##### TEXTE EXTRAIT

Les difficultés en allemand ne sont pas mystérieuses. Elles sont bien identifiées, récurrentes, et elles se traitent efficacement quand on sait où chercher.
Le premier blocage est grammatical. Le système des quatre cas (nominatif, accusatif, datif, génitif) n’existe pas en français, et les déclinaisons des articles et des adjectifs qui en découlent paraissent arbitraires tant qu’on n’en comprend pas la logique. Un cours particulier qui explique cette logique, pourquoi le datif s’emploie ici, ce qu’il exprime que l’accusatif n’exprime pas, change radicalement le rapport de l’élève à ces mécanismes. On ne mémorise plus des tableaux : on comprend un système.
Le deuxième blocage est phonétique. Les sons spécifiques à l’allemand (le ü, l’ö, les différentes réalisations du ch, le r uvulaire) s’enkystent rapidement si on les laisse se fixer de façon approximative. Le cours particulier y consacre une attention régulière dès les premières séances, parce que corriger tôt est infiniment plus facile que corriger après des années de mauvaises habitudes.
Le troisième blocage est syntaxique. L’ordre des mots en allemand déroge aux habitudes du locuteur francophone, le verbe conjugué en fin de subordonnée, les verbes à particule séparable, la position du complément circonstanciel en tête de phrase qui inverse le sujet et le verbe. Ces mécanismes sont cohérents et logiques, mais ils demandent un apprentissage explicite que le cours collectif n’a pas toujours le temps d’assurer.

##########

Reproduisez à l'identique le passage du texte sur les difficultés en allemand, de « Le deuxième blocage » à « le temps d’assurer. ». Les entrées n'interviennent pas dans cet exercice.

##### DONNÉES FOURNIES

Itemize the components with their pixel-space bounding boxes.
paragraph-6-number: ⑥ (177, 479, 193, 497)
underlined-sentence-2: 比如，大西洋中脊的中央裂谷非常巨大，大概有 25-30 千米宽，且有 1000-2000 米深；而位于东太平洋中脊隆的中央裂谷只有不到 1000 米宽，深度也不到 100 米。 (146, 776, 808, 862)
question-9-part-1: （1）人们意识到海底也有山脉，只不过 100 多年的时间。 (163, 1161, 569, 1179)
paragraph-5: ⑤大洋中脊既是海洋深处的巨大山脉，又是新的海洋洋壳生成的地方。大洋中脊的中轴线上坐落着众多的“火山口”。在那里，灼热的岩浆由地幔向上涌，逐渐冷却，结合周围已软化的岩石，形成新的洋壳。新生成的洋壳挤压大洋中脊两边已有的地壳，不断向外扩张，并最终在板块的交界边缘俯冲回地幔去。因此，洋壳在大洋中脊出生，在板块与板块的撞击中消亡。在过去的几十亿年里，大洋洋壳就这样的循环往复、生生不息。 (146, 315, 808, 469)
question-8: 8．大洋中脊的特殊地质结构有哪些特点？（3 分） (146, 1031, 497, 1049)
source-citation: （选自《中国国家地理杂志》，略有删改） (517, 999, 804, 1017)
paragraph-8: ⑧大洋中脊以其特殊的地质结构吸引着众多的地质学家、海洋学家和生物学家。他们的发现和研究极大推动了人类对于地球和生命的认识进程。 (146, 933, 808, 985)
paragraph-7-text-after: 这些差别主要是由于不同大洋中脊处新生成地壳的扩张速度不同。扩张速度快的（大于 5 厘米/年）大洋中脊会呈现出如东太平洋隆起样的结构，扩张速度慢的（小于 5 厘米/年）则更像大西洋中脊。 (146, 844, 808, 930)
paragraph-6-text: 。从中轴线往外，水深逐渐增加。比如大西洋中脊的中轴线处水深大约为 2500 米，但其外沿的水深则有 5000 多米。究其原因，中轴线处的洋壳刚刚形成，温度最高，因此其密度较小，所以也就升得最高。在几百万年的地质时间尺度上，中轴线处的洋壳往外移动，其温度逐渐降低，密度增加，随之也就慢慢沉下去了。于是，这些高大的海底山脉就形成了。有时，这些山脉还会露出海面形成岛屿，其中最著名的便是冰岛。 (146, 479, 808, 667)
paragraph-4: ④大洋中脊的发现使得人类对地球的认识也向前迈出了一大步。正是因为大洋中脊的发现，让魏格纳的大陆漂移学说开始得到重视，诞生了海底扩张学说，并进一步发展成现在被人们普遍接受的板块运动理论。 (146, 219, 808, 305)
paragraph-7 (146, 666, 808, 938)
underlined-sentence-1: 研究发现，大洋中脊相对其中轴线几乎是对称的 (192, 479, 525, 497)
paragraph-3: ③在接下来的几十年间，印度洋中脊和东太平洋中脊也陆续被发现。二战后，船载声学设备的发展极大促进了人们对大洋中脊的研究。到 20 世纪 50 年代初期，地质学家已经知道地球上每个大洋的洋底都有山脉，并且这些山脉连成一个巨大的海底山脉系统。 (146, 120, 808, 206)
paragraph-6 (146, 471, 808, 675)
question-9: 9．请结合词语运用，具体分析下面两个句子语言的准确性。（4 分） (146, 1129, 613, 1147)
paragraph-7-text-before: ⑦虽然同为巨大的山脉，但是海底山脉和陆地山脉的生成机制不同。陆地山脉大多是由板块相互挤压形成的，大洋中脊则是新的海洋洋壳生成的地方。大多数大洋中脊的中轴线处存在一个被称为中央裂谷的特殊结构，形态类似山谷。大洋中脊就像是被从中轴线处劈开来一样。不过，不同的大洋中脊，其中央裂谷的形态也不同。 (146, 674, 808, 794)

##########

ZONE DE RÉPONSE:
Le deuxième blocage est phonétique. Les sons spécifiques à l’allemand (le ü, l’ö, les différentes réalisations du ch, le r uvulaire) s’enkystent rapidement si on les laisse se fixer de façon approximative. Le cours particulier y consacre une attention régulière dès les premières séances, parce que corriger tôt est infiniment plus facile que corriger après des années de mauvaises habitudes.
Le troisième blocage est syntaxique. L’ordre des mots en allemand déroge aux habitudes du locuteur francophone, le verbe conjugué en fin de subordonnée, les verbes à particule séparable, la position du complément circonstanciel en tête de phrase qui inverse le sujet et le verbe. Ces mécanismes sont cohérents et logiques, mais ils demandent un apprentissage explicite que le cours collectif n’a pas toujours le temps d’assurer.